### Task instructions
Reproduce the records below line for line, with every character unchanged.
=======
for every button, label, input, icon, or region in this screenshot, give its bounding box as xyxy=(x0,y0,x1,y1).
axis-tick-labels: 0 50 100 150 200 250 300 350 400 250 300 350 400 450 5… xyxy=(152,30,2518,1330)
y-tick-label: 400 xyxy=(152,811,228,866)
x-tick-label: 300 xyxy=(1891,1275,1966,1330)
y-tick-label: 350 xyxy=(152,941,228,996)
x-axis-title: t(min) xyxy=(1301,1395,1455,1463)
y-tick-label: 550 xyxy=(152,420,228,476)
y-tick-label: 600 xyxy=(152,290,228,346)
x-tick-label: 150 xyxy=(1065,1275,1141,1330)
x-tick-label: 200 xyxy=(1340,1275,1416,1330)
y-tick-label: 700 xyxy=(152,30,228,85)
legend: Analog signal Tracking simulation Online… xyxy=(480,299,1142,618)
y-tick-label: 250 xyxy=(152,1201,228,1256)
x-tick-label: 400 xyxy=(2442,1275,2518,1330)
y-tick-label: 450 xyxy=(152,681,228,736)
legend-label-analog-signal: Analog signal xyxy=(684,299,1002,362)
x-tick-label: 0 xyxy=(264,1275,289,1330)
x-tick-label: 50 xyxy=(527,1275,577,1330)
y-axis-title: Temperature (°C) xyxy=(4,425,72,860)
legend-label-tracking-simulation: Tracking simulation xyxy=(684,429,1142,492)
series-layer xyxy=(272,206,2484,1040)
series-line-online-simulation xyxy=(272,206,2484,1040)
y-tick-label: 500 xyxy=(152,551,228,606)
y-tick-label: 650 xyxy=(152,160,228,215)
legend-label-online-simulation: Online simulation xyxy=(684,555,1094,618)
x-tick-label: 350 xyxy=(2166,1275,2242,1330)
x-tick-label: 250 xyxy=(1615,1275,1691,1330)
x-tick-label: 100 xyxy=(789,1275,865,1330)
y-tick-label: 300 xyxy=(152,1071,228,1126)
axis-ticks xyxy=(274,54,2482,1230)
=======
### Exercise response
for every button, label, input, icon, or region in this screenshot, give its bounding box as xyxy=(x0,y0,x1,y1).
axis-tick-labels: 0 50 100 150 200 250 300 350 400 250 300 350 400 450 5… xyxy=(152,30,2518,1330)
y-tick-label: 400 xyxy=(152,811,228,866)
x-tick-label: 300 xyxy=(1891,1275,1966,1330)
y-tick-label: 350 xyxy=(152,941,228,996)
x-axis-title: t(min) xyxy=(1301,1395,1455,1463)
y-tick-label: 550 xyxy=(152,420,228,476)
y-tick-label: 600 xyxy=(152,290,228,346)
x-tick-label: 150 xyxy=(1065,1275,1141,1330)
x-tick-label: 200 xyxy=(1340,1275,1416,1330)
y-tick-label: 700 xyxy=(152,30,228,85)
legend: Analog signal Tracking simulation Online… xyxy=(480,299,1142,618)
y-tick-label: 250 xyxy=(152,1201,228,1256)
x-tick-label: 400 xyxy=(2442,1275,2518,1330)
y-tick-label: 450 xyxy=(152,681,228,736)
legend-label-analog-signal: Analog signal xyxy=(684,299,1002,362)
x-tick-label: 0 xyxy=(264,1275,289,1330)
x-tick-label: 50 xyxy=(527,1275,577,1330)
y-axis-title: Temperature (°C) xyxy=(4,425,72,860)
legend-label-tracking-simulation: Tracking simulation xyxy=(684,429,1142,492)
series-layer xyxy=(272,206,2484,1040)
series-line-online-simulation xyxy=(272,206,2484,1040)
y-tick-label: 500 xyxy=(152,551,228,606)
y-tick-label: 650 xyxy=(152,160,228,215)
legend-label-online-simulation: Online simulation xyxy=(684,555,1094,618)
x-tick-label: 350 xyxy=(2166,1275,2242,1330)
x-tick-label: 250 xyxy=(1615,1275,1691,1330)
x-tick-label: 100 xyxy=(789,1275,865,1330)
y-tick-label: 300 xyxy=(152,1071,228,1126)
axis-ticks xyxy=(274,54,2482,1230)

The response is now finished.